● The problem:
Copy the data below line for line, with no changes.

● Given data:
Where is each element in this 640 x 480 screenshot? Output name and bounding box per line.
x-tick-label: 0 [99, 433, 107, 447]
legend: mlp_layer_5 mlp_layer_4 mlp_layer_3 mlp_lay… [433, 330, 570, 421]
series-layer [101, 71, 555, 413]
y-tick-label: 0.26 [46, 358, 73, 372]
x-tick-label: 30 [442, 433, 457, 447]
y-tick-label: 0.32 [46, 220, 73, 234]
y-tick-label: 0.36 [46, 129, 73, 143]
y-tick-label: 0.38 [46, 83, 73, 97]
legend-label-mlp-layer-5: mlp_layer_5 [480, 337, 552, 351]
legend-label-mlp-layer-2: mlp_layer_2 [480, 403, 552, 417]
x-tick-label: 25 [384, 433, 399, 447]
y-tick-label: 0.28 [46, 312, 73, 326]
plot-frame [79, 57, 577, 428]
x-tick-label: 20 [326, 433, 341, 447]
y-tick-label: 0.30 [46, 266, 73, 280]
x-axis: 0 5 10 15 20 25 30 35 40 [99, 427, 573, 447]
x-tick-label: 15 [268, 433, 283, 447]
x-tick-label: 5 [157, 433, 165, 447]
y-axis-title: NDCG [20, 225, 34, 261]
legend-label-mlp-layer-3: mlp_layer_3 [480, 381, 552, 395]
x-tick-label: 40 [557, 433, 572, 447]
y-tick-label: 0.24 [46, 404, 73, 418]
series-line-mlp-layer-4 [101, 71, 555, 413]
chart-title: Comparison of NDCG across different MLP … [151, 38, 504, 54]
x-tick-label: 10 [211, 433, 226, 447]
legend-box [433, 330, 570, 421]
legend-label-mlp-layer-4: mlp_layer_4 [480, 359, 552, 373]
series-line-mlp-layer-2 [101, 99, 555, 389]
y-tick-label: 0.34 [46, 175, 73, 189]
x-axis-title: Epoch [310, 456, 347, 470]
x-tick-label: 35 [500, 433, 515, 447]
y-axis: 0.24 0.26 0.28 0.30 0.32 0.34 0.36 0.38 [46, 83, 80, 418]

● Solved exercise:
Where is each element in this 640 x 480 screenshot? Output name and bounding box per line.
x-tick-label: 0 [99, 433, 107, 447]
legend: mlp_layer_5 mlp_layer_4 mlp_layer_3 mlp_lay… [433, 330, 570, 421]
series-layer [101, 71, 555, 413]
y-tick-label: 0.26 [46, 358, 73, 372]
x-tick-label: 30 [442, 433, 457, 447]
y-tick-label: 0.32 [46, 220, 73, 234]
y-tick-label: 0.36 [46, 129, 73, 143]
y-tick-label: 0.38 [46, 83, 73, 97]
legend-label-mlp-layer-5: mlp_layer_5 [480, 337, 552, 351]
legend-label-mlp-layer-2: mlp_layer_2 [480, 403, 552, 417]
x-tick-label: 25 [384, 433, 399, 447]
y-tick-label: 0.28 [46, 312, 73, 326]
plot-frame [79, 57, 577, 428]
x-tick-label: 20 [326, 433, 341, 447]
y-tick-label: 0.30 [46, 266, 73, 280]
x-axis: 0 5 10 15 20 25 30 35 40 [99, 427, 573, 447]
x-tick-label: 15 [268, 433, 283, 447]
x-tick-label: 5 [157, 433, 165, 447]
y-axis-title: NDCG [20, 225, 34, 261]
legend-label-mlp-layer-3: mlp_layer_3 [480, 381, 552, 395]
x-tick-label: 40 [557, 433, 572, 447]
y-tick-label: 0.24 [46, 404, 73, 418]
series-line-mlp-layer-4 [101, 71, 555, 413]
chart-title: Comparison of NDCG across different MLP … [151, 38, 504, 54]
x-tick-label: 10 [211, 433, 226, 447]
legend-box [433, 330, 570, 421]
legend-label-mlp-layer-4: mlp_layer_4 [480, 359, 552, 373]
series-line-mlp-layer-2 [101, 99, 555, 389]
y-tick-label: 0.34 [46, 175, 73, 189]
x-axis-title: Epoch [310, 456, 347, 470]
x-tick-label: 35 [500, 433, 515, 447]
y-axis: 0.24 0.26 0.28 0.30 0.32 0.34 0.36 0.38 [46, 83, 80, 418]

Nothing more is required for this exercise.